## Begin Given entries

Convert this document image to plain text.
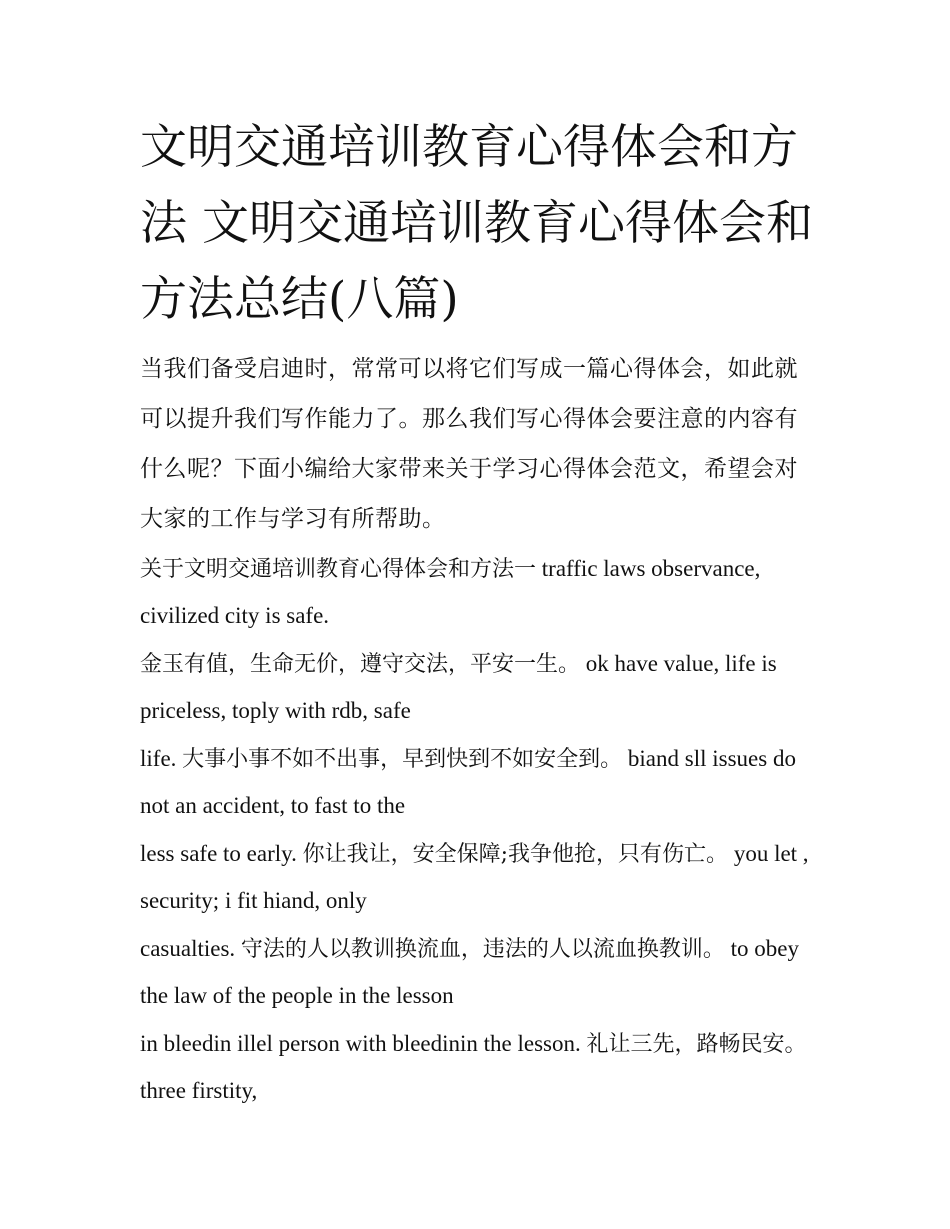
文明交通培训教育心得体会和方法 文明交通培训教育心得体会和方法总结(八篇)

当我们备受启迪时，常常可以将它们写成一篇心得体会，如此就可以提升我们写作能力了。那么我们写心得体会要注意的内容有什么呢？下面小编给大家带来关于学习心得体会范文，希望会对大家的工作与学习有所帮助。

关于文明交通培训教育心得体会和方法一 traffic laws observance, civilized city is safe.

金玉有值，生命无价，遵守交法，平安一生。 ok have value, life is priceless, toply with rdb, safe

life. 大事小事不如不出事，早到快到不如安全到。 biand sll issues do not an accident, to fast to the

less safe to early. 你让我让，安全保障;我争他抢，只有伤亡。 you let , security; i fit hiand, only

casualties. 守法的人以教训换流血，违法的人以流血换教训。 to obey the law of the people in the lesson

in bleedin illel person with bleedinin the lesson. 礼让三先，路畅民安。 three firstity,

## End Given entries

Description of the task => Return each line of the data, keeping its wording exact and omitting pictures.

Written answer =>
Convert this document image to plain text.
文明交通培训教育心得体会和方法 文明交通培训教育心得体会和方法总结(八篇)

当我们备受启迪时，常常可以将它们写成一篇心得体会，如此就可以提升我们写作能力了。那么我们写心得体会要注意的内容有什么呢？下面小编给大家带来关于学习心得体会范文，希望会对大家的工作与学习有所帮助。

关于文明交通培训教育心得体会和方法一 traffic laws observance, civilized city is safe.

金玉有值，生命无价，遵守交法，平安一生。 ok have value, life is priceless, toply with rdb, safe

life. 大事小事不如不出事，早到快到不如安全到。 biand sll issues do not an accident, to fast to the

less safe to early. 你让我让，安全保障;我争他抢，只有伤亡。 you let , security; i fit hiand, only

casualties. 守法的人以教训换流血，违法的人以流血换教训。 to obey the law of the people in the lesson

in bleedin illel person with bleedinin the lesson. 礼让三先，路畅民安。 three firstity,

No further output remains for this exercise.